From the records below, copy every line that contains the word "уровня".

> **Dataset excerpts**
§ §

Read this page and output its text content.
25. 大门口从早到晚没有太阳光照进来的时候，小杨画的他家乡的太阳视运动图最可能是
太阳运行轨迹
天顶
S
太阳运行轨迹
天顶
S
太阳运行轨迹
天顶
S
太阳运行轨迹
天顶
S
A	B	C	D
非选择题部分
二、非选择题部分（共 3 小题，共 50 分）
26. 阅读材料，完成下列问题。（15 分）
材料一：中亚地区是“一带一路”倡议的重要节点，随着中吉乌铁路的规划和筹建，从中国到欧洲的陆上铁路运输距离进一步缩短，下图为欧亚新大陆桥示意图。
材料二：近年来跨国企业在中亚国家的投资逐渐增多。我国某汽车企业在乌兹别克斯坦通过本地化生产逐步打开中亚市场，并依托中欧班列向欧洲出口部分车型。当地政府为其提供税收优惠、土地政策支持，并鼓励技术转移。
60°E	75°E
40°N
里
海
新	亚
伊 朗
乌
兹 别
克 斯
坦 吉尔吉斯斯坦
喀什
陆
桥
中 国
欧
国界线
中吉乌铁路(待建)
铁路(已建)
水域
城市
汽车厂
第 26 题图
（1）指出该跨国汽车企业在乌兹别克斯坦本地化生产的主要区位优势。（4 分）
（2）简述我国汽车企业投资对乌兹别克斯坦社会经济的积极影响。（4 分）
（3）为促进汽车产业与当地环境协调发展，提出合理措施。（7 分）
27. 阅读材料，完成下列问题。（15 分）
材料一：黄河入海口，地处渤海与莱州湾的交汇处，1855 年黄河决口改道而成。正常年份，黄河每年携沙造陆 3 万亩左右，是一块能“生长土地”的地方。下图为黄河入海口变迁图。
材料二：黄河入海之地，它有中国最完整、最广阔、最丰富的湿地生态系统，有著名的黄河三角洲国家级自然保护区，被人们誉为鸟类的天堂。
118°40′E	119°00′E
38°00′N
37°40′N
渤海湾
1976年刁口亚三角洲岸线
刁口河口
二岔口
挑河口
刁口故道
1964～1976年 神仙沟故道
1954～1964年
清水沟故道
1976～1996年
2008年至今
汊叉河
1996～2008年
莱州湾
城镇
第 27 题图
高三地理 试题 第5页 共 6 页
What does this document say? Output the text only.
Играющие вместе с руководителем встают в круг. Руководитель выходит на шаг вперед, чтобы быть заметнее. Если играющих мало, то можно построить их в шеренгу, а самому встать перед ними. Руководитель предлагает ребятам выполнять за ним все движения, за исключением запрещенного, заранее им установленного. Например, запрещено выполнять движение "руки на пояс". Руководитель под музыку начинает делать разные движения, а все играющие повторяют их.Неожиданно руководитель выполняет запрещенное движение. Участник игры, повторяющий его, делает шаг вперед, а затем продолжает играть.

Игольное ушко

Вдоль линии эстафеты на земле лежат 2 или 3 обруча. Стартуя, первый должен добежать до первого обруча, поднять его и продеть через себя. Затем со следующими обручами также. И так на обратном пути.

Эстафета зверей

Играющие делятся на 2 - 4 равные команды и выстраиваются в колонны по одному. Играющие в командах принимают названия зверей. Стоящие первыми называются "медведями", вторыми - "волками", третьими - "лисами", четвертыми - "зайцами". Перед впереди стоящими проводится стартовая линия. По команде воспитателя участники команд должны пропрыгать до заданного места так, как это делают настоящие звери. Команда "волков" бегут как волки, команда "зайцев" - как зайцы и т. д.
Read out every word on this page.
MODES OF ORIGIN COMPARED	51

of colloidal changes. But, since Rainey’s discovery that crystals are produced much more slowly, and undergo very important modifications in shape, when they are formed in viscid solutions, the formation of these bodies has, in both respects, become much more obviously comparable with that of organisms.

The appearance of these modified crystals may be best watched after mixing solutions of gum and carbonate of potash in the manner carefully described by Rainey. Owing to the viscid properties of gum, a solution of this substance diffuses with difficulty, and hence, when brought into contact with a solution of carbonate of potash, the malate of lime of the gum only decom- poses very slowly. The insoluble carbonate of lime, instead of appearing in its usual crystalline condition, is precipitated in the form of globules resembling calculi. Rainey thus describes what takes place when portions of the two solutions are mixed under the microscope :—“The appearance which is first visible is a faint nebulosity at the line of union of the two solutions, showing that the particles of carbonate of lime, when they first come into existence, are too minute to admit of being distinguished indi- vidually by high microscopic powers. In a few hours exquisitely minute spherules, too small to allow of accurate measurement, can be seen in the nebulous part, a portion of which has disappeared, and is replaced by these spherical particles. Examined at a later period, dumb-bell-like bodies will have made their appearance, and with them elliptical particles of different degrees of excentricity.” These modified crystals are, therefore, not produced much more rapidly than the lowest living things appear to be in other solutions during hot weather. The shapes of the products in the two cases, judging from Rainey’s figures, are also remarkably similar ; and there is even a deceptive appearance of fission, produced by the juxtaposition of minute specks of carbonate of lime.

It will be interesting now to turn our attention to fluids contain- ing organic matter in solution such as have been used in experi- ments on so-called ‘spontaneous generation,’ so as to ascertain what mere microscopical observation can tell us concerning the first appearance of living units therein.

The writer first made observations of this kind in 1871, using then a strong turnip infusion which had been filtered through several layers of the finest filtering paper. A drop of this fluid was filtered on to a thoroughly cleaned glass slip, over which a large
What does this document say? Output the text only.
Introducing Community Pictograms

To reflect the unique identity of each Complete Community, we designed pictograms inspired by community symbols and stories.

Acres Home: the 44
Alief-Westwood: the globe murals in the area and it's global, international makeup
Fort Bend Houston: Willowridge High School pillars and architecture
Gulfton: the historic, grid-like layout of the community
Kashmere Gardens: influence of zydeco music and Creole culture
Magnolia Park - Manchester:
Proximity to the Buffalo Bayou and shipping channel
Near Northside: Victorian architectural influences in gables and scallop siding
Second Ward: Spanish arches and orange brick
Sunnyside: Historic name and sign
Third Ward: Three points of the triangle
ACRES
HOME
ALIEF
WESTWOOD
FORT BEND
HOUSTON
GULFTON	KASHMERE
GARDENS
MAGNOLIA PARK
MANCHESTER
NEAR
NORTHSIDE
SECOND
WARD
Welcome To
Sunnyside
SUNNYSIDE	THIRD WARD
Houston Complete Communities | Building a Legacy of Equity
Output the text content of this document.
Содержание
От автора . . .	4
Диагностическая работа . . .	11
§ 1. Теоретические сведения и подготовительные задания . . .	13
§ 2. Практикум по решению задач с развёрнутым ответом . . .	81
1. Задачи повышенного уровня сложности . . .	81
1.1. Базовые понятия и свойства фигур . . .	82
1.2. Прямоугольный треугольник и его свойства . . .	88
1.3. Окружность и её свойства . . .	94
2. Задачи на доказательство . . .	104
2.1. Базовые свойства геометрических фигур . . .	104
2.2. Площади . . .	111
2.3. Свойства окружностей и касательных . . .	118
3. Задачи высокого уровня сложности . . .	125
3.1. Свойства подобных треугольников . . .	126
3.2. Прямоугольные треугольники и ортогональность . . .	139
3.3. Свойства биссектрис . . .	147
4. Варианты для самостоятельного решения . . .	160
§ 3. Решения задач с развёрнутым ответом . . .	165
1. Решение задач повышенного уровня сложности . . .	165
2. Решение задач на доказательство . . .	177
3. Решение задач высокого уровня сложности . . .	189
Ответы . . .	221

§ §

> **Exercise answer**
1. Задачи повышенного уровня сложности . . .	81
3. Задачи высокого уровня сложности . . .	125
1. Решение задач повышенного уровня сложности . . .	165
3. Решение задач высокого уровня сложности . . .	189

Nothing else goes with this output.